● PROBLEM STATEMENT
Go through the records below line by line. Count the lines with "name" and give the count alone.

● DATASET ENTRIES
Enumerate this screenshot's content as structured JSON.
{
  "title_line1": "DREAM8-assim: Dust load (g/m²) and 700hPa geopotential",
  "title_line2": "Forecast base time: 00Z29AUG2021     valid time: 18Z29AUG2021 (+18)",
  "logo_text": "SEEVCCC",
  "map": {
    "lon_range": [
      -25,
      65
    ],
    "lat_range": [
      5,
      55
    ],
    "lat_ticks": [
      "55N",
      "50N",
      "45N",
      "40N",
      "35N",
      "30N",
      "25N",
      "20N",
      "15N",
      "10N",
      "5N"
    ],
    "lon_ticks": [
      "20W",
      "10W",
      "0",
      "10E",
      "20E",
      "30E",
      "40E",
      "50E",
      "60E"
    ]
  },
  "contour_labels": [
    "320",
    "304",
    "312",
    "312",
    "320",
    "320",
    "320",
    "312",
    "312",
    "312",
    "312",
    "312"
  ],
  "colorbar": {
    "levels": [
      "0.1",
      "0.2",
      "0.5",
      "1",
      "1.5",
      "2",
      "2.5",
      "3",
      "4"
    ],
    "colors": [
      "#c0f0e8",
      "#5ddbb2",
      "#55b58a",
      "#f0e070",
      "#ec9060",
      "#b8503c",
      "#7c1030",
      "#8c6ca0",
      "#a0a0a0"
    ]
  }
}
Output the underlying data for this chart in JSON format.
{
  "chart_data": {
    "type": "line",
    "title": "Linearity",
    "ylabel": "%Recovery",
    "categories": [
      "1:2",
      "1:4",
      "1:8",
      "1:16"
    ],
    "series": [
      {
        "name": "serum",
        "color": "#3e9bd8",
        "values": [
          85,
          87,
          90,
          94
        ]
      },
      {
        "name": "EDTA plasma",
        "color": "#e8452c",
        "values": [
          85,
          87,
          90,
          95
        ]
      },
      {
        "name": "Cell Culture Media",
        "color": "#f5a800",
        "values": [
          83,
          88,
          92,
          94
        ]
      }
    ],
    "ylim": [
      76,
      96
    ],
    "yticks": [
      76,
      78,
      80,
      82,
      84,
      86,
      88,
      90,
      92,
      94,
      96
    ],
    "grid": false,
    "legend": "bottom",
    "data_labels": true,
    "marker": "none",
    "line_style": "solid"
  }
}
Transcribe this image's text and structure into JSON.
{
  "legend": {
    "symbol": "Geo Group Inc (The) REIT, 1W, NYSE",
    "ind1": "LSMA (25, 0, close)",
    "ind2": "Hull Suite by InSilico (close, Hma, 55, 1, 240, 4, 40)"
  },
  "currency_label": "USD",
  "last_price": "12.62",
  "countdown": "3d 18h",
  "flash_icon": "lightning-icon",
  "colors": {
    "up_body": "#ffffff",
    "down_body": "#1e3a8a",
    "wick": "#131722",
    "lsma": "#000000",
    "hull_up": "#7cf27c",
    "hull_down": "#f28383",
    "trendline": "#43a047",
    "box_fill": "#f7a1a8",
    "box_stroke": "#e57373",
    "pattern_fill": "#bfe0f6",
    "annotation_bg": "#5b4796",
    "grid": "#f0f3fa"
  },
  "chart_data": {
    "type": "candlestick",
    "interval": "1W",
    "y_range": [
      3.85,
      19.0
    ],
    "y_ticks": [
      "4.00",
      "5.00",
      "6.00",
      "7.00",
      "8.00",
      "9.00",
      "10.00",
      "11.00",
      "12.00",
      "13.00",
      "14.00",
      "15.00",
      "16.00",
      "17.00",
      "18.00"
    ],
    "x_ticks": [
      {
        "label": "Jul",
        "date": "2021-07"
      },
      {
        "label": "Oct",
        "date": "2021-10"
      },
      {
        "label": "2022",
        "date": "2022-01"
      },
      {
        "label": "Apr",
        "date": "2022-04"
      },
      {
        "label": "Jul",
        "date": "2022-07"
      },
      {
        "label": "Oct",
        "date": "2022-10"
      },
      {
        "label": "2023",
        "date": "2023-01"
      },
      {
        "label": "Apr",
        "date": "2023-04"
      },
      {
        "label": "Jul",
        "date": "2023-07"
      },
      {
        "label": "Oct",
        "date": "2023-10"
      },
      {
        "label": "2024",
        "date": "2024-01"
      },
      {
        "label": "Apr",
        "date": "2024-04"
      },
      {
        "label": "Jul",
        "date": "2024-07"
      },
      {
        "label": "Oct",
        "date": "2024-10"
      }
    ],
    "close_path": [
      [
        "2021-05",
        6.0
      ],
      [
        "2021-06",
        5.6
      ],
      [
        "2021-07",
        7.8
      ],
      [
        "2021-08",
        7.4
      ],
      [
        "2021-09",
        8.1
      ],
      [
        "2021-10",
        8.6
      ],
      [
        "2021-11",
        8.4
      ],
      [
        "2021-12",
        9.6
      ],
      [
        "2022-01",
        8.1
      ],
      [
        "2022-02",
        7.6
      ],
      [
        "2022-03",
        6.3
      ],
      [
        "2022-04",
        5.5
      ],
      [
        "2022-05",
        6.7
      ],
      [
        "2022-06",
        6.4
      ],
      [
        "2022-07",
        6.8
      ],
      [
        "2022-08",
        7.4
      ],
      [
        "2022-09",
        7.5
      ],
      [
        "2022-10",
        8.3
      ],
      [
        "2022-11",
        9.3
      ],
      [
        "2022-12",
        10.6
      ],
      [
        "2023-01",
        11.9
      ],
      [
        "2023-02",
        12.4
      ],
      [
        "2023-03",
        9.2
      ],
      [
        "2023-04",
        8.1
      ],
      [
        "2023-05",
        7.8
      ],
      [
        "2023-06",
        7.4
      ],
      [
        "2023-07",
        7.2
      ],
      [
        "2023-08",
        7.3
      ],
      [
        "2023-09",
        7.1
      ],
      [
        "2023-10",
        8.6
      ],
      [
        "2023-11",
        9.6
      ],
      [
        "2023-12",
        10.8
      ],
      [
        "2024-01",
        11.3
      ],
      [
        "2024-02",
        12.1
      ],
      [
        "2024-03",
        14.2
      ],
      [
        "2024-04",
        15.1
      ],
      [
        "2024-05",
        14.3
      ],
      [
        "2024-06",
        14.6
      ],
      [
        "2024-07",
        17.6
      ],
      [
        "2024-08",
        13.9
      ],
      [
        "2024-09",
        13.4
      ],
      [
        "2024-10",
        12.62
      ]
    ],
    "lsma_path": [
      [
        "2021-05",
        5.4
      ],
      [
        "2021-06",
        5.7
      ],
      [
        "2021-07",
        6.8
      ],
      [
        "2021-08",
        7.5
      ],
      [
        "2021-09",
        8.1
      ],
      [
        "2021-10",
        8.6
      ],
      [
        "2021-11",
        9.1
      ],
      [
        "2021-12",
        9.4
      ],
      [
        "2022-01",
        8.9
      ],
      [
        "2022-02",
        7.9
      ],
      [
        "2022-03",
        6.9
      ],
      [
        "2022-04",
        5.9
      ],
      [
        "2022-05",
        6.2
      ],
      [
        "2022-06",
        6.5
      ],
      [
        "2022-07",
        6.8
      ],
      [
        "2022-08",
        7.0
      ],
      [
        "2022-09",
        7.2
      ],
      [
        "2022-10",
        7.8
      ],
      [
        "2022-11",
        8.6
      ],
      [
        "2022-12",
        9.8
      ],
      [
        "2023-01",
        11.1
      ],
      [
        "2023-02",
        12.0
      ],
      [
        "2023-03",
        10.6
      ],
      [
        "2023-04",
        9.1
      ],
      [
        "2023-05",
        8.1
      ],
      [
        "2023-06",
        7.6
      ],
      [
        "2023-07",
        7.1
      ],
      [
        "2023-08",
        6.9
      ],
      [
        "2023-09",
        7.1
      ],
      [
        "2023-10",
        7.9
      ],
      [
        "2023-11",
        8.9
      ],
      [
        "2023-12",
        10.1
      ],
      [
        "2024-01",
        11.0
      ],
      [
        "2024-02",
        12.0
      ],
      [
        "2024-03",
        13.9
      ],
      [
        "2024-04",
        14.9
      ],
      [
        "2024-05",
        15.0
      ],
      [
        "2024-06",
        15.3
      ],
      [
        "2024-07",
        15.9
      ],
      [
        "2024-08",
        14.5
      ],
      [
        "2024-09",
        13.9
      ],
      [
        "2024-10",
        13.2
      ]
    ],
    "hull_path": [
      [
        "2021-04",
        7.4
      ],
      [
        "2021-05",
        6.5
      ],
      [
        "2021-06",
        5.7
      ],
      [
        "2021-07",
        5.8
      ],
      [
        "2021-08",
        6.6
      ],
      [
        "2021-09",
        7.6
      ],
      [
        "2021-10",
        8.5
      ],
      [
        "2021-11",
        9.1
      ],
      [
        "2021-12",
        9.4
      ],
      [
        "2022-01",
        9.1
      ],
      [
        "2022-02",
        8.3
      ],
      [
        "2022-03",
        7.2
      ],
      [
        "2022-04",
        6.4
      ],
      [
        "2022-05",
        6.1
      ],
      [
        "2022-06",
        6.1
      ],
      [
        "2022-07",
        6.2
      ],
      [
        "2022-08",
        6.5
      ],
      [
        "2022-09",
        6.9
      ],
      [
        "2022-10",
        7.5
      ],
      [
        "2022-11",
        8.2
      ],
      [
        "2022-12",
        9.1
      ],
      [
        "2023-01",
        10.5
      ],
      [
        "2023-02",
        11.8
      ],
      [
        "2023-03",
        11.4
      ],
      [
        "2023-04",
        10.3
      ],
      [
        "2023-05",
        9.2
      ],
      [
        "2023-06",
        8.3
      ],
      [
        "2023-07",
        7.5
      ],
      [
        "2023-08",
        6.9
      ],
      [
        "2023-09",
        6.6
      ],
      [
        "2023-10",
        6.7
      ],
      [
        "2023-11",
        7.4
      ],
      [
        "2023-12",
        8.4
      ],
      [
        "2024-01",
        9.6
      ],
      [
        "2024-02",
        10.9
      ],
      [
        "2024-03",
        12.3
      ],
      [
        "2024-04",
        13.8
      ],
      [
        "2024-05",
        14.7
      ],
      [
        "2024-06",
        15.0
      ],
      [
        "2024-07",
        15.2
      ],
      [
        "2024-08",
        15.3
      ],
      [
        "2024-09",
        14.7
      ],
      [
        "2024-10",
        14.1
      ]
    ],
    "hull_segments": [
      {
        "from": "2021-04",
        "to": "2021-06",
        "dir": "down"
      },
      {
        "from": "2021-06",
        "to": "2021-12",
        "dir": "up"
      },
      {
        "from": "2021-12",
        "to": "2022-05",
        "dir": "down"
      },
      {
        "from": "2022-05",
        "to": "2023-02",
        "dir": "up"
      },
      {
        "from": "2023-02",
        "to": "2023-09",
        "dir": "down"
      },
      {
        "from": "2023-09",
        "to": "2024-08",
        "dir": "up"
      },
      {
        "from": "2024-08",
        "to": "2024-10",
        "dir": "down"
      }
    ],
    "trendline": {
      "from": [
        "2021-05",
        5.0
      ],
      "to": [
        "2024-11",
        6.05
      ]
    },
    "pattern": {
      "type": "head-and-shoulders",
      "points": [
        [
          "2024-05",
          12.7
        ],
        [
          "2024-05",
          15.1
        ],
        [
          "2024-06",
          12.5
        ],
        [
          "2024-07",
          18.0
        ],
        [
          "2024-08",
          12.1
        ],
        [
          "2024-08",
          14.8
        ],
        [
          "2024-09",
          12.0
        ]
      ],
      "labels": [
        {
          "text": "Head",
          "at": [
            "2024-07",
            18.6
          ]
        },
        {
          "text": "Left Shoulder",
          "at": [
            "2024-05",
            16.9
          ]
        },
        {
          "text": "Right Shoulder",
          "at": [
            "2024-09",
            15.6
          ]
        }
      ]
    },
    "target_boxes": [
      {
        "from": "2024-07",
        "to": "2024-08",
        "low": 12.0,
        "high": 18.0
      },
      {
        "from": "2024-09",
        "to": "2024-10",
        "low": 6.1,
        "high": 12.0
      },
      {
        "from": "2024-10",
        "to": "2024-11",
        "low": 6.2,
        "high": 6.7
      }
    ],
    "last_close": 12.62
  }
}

● RIGHT ANSWER
3